*** Given information ***

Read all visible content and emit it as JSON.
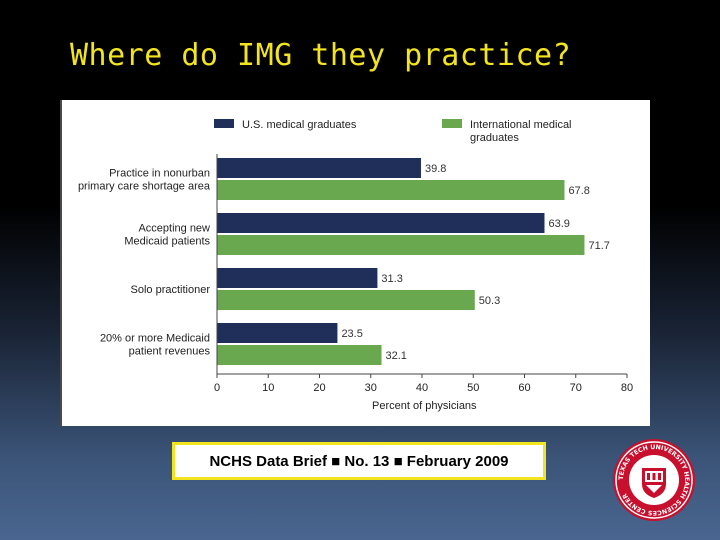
{
  "slide": {
    "title": "Where do IMG they practice?",
    "caption": "NCHS Data Brief ■ No. 13 ■ February 2009",
    "seal_text": "TEXAS TECH UNIVERSITY HEALTH SCIENCES CENTER",
    "colors": {
      "title": "#f2e41e",
      "caption_border": "#f2e41e",
      "seal": "#c8102e"
    }
  },
  "chart_data": {
    "type": "bar",
    "orientation": "horizontal",
    "categories": [
      [
        "Practice in nonurban",
        "primary care shortage area"
      ],
      [
        "Accepting new",
        "Medicaid patients"
      ],
      [
        "Solo practitioner"
      ],
      [
        "20% or more Medicaid",
        "patient revenues"
      ]
    ],
    "series": [
      {
        "name": "U.S. medical graduates",
        "color": "#1f2f5a",
        "values": [
          39.8,
          63.9,
          31.3,
          23.5
        ],
        "labels": [
          "39.8",
          "63.9",
          "31.3",
          "23.5"
        ]
      },
      {
        "name": [
          "International medical",
          "graduates"
        ],
        "color": "#6aa84f",
        "values": [
          67.8,
          71.7,
          50.3,
          32.1
        ],
        "labels": [
          "67.8",
          "71.7",
          "50.3",
          "32.1"
        ]
      }
    ],
    "xlabel": "Percent of physicians",
    "xlim": [
      0,
      80
    ],
    "xticks": [
      0,
      10,
      20,
      30,
      40,
      50,
      60,
      70,
      80
    ],
    "legend": "top",
    "grid": false
  }
}
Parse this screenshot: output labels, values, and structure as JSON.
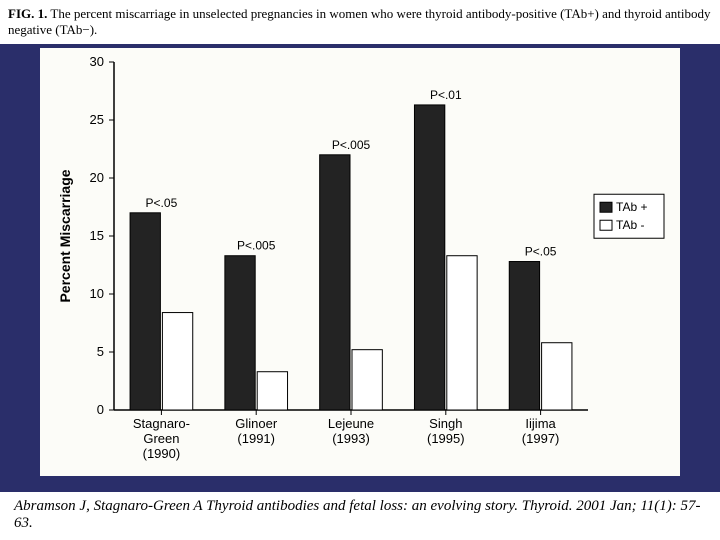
{
  "caption": {
    "label": "FIG. 1.",
    "text": "The percent miscarriage in unselected pregnancies in women who were thyroid antibody-positive (TAb+) and thyroid antibody negative (TAb−)."
  },
  "chart": {
    "type": "bar",
    "ylabel": "Percent Miscarriage",
    "ylim": [
      0,
      30
    ],
    "ytick_step": 5,
    "background_color": "#fcfcf8",
    "axis_color": "#000000",
    "grid_color": "#999999",
    "categories": [
      {
        "line1": "Stagnaro-",
        "line2": "Green",
        "line3": "(1990)"
      },
      {
        "line1": "Glinoer",
        "line2": "(1991)",
        "line3": ""
      },
      {
        "line1": "Lejeune",
        "line2": "(1993)",
        "line3": ""
      },
      {
        "line1": "Singh",
        "line2": "(1995)",
        "line3": ""
      },
      {
        "line1": "Iijima",
        "line2": "(1997)",
        "line3": ""
      }
    ],
    "series": [
      {
        "name": "TAb +",
        "color": "#232323",
        "values": [
          17.0,
          13.3,
          22.0,
          26.3,
          12.8
        ]
      },
      {
        "name": "TAb -",
        "color": "#ffffff",
        "values": [
          8.4,
          3.3,
          5.2,
          13.3,
          5.8
        ]
      }
    ],
    "bar_border": "#000000",
    "pvalues": [
      "P<.05",
      "P<.005",
      "P<.005",
      "P<.01",
      "P<.05"
    ],
    "bar_width": 0.32,
    "legend": {
      "frame_color": "#000000",
      "background": "#ffffff"
    }
  },
  "citation": "Abramson J, Stagnaro-Green A Thyroid antibodies and fetal loss: an evolving story. Thyroid. 2001 Jan; 11(1): 57-63."
}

*** End of Given information ***

> **Work to complete**:
In the entries above, find each line with the word "Medicaid" and show it.

> **Exercise answer**:
        "Medicaid patients"
        "20% or more Medicaid",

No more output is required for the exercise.